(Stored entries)
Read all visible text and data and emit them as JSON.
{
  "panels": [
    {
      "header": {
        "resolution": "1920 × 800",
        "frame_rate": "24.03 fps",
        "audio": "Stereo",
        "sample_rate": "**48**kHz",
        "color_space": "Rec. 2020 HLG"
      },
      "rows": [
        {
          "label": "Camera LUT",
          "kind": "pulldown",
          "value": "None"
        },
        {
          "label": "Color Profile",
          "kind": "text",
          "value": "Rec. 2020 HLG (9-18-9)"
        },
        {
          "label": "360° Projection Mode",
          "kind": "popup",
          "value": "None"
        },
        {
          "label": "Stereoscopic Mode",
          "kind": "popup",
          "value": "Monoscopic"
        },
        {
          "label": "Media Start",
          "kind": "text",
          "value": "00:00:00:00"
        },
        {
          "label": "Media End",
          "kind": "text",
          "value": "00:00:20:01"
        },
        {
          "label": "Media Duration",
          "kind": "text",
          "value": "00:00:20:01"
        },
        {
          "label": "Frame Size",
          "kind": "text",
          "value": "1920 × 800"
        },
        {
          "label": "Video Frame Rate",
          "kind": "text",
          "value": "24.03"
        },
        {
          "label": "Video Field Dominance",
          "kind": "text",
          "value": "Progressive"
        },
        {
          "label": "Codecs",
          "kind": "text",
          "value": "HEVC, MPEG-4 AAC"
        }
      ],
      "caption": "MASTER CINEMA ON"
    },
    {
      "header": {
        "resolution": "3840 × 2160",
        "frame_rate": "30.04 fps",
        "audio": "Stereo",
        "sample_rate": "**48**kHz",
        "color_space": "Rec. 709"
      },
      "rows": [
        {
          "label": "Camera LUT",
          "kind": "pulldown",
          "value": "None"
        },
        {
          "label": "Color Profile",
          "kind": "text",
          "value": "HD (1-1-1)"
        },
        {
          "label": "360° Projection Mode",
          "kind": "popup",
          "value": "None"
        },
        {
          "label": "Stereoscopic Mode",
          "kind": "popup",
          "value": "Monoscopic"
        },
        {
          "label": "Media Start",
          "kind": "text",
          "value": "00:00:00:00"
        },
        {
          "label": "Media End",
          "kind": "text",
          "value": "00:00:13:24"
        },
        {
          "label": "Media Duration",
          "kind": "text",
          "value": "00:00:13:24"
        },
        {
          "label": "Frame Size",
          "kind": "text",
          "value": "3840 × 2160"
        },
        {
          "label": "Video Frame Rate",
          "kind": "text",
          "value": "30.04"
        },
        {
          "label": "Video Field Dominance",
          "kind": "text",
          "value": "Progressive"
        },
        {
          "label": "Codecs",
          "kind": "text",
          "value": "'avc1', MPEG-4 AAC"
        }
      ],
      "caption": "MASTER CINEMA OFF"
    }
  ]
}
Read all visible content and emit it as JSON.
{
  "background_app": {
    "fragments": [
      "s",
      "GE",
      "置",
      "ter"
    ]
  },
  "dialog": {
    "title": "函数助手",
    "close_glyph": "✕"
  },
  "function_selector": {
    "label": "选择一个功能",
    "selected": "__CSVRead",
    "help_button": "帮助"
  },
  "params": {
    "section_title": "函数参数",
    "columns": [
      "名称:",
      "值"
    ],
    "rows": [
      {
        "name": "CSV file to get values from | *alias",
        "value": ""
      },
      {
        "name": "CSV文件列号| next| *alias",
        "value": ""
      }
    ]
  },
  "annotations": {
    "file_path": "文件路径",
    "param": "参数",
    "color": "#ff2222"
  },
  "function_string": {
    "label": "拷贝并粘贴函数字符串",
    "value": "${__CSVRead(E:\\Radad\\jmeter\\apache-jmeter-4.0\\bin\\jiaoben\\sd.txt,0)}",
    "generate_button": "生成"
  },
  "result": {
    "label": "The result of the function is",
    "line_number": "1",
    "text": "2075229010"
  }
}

## Your task
Which lines hold the string "MPEG"? Copy all of them from the data above.

## Task solution
          "value": "HEVC, MPEG-4 AAC"
          "value": "'avc1', MPEG-4 AAC"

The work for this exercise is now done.